--- Input data ---

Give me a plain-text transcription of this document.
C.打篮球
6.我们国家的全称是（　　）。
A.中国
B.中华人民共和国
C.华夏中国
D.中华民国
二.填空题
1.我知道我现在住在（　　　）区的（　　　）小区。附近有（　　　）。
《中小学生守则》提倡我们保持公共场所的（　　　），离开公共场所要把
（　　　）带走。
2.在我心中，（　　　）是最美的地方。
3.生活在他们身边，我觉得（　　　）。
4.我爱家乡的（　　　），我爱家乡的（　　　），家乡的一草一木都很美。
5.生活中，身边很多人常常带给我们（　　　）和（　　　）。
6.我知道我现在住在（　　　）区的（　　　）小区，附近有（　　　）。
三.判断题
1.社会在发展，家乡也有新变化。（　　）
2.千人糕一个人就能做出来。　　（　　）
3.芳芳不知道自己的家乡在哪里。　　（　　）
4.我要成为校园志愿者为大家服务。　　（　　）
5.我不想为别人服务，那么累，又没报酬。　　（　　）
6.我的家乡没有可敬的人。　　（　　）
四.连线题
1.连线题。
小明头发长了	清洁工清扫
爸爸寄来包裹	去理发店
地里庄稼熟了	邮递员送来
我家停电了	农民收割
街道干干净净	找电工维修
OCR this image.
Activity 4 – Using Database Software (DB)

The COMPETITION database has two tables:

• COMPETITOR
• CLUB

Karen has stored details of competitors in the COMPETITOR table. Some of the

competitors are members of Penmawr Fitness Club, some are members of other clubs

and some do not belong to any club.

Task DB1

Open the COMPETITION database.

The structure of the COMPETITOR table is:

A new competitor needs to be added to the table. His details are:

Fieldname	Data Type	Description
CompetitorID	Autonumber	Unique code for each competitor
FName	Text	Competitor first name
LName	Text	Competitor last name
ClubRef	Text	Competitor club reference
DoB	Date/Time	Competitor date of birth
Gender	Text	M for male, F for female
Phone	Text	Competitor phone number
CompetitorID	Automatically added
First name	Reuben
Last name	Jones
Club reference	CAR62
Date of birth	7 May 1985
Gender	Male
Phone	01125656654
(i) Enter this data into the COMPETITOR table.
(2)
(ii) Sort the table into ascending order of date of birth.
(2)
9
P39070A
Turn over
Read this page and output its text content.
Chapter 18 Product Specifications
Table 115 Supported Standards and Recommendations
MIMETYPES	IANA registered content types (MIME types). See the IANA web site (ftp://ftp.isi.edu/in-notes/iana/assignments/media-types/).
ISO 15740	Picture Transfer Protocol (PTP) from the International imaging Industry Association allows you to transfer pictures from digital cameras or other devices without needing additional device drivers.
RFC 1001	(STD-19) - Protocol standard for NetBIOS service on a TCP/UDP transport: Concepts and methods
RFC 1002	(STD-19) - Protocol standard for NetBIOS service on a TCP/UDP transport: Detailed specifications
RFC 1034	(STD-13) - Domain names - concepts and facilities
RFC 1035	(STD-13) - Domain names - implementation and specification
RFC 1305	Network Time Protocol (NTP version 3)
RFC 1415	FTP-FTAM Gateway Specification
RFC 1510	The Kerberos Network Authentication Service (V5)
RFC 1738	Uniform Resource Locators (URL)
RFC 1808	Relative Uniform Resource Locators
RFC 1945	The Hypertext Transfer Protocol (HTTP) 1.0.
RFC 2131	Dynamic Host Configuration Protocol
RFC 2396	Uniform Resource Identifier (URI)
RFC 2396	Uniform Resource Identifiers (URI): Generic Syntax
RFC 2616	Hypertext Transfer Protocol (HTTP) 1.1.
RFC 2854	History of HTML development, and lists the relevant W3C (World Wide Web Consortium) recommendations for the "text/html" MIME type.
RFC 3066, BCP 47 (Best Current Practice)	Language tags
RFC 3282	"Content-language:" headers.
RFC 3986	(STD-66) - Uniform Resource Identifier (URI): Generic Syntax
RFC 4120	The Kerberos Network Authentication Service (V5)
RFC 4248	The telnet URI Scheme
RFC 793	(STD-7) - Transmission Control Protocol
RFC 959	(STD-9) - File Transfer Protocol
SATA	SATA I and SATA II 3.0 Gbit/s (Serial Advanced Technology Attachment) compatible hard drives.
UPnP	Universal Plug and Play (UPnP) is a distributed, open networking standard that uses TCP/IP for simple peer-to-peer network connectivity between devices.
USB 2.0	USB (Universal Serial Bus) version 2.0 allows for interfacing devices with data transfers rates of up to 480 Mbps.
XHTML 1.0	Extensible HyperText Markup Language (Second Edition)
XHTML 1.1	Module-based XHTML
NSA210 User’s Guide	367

---

--- Problem statement ---
Your task is to pick out every line with the string "transport" and copy it.

--- Exercise solution ---
RFC 1001	(STD-19) - Protocol standard for NetBIOS service on a TCP/UDP transport: Concepts and methods
RFC 1002	(STD-19) - Protocol standard for NetBIOS service on a TCP/UDP transport: Detailed specifications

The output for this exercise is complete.